Given instruction -
Go over the entries below line by line, copying each one that contains the word "subtitle".

Dataset -
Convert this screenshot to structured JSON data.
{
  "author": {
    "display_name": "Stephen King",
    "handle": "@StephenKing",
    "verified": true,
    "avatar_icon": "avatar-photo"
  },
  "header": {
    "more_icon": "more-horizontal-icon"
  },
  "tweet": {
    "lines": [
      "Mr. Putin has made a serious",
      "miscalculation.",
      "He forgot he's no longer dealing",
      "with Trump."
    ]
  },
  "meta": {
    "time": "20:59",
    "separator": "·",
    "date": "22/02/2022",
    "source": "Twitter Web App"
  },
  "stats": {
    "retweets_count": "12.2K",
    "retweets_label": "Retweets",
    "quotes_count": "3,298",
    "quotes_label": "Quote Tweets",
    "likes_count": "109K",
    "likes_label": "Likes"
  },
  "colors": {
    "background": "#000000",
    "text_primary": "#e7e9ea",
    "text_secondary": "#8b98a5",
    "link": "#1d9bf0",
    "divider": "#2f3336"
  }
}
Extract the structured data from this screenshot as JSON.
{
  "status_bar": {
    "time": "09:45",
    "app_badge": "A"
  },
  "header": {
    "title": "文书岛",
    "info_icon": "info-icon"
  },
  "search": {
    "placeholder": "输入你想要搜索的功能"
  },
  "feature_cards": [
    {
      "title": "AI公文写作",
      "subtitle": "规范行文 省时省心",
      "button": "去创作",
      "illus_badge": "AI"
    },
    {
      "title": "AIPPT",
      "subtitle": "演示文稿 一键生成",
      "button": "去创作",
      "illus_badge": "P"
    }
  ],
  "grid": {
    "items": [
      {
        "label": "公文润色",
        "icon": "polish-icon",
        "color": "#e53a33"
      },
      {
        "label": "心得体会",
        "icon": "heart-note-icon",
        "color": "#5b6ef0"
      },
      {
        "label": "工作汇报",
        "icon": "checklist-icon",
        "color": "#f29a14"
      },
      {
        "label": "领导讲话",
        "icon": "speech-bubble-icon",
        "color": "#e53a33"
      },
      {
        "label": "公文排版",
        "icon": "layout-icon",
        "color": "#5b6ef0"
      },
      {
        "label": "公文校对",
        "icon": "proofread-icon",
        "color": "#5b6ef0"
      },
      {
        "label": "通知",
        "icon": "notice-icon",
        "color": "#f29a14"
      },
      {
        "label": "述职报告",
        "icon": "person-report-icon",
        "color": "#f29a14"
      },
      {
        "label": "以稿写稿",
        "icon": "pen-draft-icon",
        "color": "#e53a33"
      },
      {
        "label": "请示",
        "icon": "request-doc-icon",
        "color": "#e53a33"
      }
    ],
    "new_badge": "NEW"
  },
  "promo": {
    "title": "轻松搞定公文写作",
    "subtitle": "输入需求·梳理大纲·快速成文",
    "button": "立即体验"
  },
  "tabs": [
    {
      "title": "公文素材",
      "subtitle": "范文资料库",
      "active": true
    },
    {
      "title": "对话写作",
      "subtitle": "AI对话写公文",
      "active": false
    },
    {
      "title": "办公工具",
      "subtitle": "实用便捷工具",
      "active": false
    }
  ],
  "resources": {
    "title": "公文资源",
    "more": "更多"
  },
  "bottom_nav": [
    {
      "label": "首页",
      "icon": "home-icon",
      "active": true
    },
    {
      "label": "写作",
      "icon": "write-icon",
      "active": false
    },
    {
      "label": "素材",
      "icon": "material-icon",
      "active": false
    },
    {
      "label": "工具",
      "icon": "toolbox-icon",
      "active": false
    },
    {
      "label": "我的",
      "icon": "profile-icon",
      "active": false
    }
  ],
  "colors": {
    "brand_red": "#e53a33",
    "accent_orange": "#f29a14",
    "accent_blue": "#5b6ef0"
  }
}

Task answer -
      "subtitle": "规范行文 省时省心",
      "subtitle": "演示文稿 一键生成",
    "subtitle": "输入需求·梳理大纲·快速成文",
      "subtitle": "范文资料库",
      "subtitle": "AI对话写公文",
      "subtitle": "实用便捷工具",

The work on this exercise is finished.